Directions for this task:
Repeat the whole listing below, word for word.

Records shown:
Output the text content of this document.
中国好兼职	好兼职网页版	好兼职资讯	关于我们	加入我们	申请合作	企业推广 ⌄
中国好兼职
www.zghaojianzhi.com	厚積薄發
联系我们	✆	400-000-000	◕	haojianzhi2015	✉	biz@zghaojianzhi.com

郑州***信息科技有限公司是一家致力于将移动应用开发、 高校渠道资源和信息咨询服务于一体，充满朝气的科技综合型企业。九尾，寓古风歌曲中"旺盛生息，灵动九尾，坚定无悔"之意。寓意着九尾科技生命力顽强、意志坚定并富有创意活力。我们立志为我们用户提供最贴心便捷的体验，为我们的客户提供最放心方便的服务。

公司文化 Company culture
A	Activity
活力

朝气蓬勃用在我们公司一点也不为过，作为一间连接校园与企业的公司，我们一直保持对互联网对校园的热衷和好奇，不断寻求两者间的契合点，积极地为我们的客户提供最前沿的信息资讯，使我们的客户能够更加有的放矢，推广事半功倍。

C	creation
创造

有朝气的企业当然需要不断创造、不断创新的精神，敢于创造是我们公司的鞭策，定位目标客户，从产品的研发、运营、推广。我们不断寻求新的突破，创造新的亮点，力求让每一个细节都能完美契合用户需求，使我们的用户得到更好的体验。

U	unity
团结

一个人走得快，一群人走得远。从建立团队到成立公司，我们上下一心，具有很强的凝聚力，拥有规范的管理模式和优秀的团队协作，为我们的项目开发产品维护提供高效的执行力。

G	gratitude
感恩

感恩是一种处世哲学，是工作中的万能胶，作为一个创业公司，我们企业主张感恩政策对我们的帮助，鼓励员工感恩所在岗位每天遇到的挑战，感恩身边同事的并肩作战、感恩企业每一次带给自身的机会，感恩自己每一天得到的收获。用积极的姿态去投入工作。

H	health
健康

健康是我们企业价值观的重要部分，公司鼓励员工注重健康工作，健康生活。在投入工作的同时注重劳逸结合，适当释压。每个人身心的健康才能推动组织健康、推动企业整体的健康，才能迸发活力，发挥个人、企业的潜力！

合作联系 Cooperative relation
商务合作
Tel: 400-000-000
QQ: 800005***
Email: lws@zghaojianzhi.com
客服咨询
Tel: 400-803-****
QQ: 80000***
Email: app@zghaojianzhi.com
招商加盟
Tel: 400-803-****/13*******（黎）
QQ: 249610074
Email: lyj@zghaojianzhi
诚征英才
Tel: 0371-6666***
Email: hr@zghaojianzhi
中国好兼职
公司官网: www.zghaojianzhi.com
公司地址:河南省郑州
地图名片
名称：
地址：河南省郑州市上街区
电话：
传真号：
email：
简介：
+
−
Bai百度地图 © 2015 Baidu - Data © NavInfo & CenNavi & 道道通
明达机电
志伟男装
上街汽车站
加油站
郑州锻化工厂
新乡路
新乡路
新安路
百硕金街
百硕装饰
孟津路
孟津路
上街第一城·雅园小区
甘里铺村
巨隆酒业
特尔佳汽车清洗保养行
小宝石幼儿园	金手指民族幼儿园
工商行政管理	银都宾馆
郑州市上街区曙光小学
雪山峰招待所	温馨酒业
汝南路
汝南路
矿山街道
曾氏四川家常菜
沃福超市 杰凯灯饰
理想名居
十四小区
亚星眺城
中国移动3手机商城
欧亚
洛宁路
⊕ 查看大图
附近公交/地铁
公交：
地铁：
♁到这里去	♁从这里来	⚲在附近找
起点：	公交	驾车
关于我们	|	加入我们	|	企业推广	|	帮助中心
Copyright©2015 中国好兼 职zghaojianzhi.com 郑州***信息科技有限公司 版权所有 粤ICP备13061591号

Reply to the exercise:
Output the text content of this document.
中国好兼职	好兼职网页版	好兼职资讯	关于我们	加入我们	申请合作	企业推广 ⌄
中国好兼职
www.zghaojianzhi.com	厚積薄發
联系我们	✆	400-000-000	◕	haojianzhi2015	✉	biz@zghaojianzhi.com

郑州***信息科技有限公司是一家致力于将移动应用开发、 高校渠道资源和信息咨询服务于一体，充满朝气的科技综合型企业。九尾，寓古风歌曲中"旺盛生息，灵动九尾，坚定无悔"之意。寓意着九尾科技生命力顽强、意志坚定并富有创意活力。我们立志为我们用户提供最贴心便捷的体验，为我们的客户提供最放心方便的服务。

公司文化 Company culture
A	Activity
活力

朝气蓬勃用在我们公司一点也不为过，作为一间连接校园与企业的公司，我们一直保持对互联网对校园的热衷和好奇，不断寻求两者间的契合点，积极地为我们的客户提供最前沿的信息资讯，使我们的客户能够更加有的放矢，推广事半功倍。

C	creation
创造

有朝气的企业当然需要不断创造、不断创新的精神，敢于创造是我们公司的鞭策，定位目标客户，从产品的研发、运营、推广。我们不断寻求新的突破，创造新的亮点，力求让每一个细节都能完美契合用户需求，使我们的用户得到更好的体验。

U	unity
团结

一个人走得快，一群人走得远。从建立团队到成立公司，我们上下一心，具有很强的凝聚力，拥有规范的管理模式和优秀的团队协作，为我们的项目开发产品维护提供高效的执行力。

G	gratitude
感恩

感恩是一种处世哲学，是工作中的万能胶，作为一个创业公司，我们企业主张感恩政策对我们的帮助，鼓励员工感恩所在岗位每天遇到的挑战，感恩身边同事的并肩作战、感恩企业每一次带给自身的机会，感恩自己每一天得到的收获。用积极的姿态去投入工作。

H	health
健康

健康是我们企业价值观的重要部分，公司鼓励员工注重健康工作，健康生活。在投入工作的同时注重劳逸结合，适当释压。每个人身心的健康才能推动组织健康、推动企业整体的健康，才能迸发活力，发挥个人、企业的潜力！

合作联系 Cooperative relation
商务合作
Tel: 400-000-000
QQ: 800005***
Email: lws@zghaojianzhi.com
客服咨询
Tel: 400-803-****
QQ: 80000***
Email: app@zghaojianzhi.com
招商加盟
Tel: 400-803-****/13*******（黎）
QQ: 249610074
Email: lyj@zghaojianzhi
诚征英才
Tel: 0371-6666***
Email: hr@zghaojianzhi
中国好兼职
公司官网: www.zghaojianzhi.com
公司地址:河南省郑州
地图名片
名称：
地址：河南省郑州市上街区
电话：
传真号：
email：
简介：
+
−
Bai百度地图 © 2015 Baidu - Data © NavInfo & CenNavi & 道道通
明达机电
志伟男装
上街汽车站
加油站
郑州锻化工厂
新乡路
新乡路
新安路
百硕金街
百硕装饰
孟津路
孟津路
上街第一城·雅园小区
甘里铺村
巨隆酒业
特尔佳汽车清洗保养行
小宝石幼儿园	金手指民族幼儿园
工商行政管理	银都宾馆
郑州市上街区曙光小学
雪山峰招待所	温馨酒业
汝南路
汝南路
矿山街道
曾氏四川家常菜
沃福超市 杰凯灯饰
理想名居
十四小区
亚星眺城
中国移动3手机商城
欧亚
洛宁路
⊕ 查看大图
附近公交/地铁
公交：
地铁：
♁到这里去	♁从这里来	⚲在附近找
起点：	公交	驾车
关于我们	|	加入我们	|	企业推广	|	帮助中心
Copyright©2015 中国好兼 职zghaojianzhi.com 郑州***信息科技有限公司 版权所有 粤ICP备13061591号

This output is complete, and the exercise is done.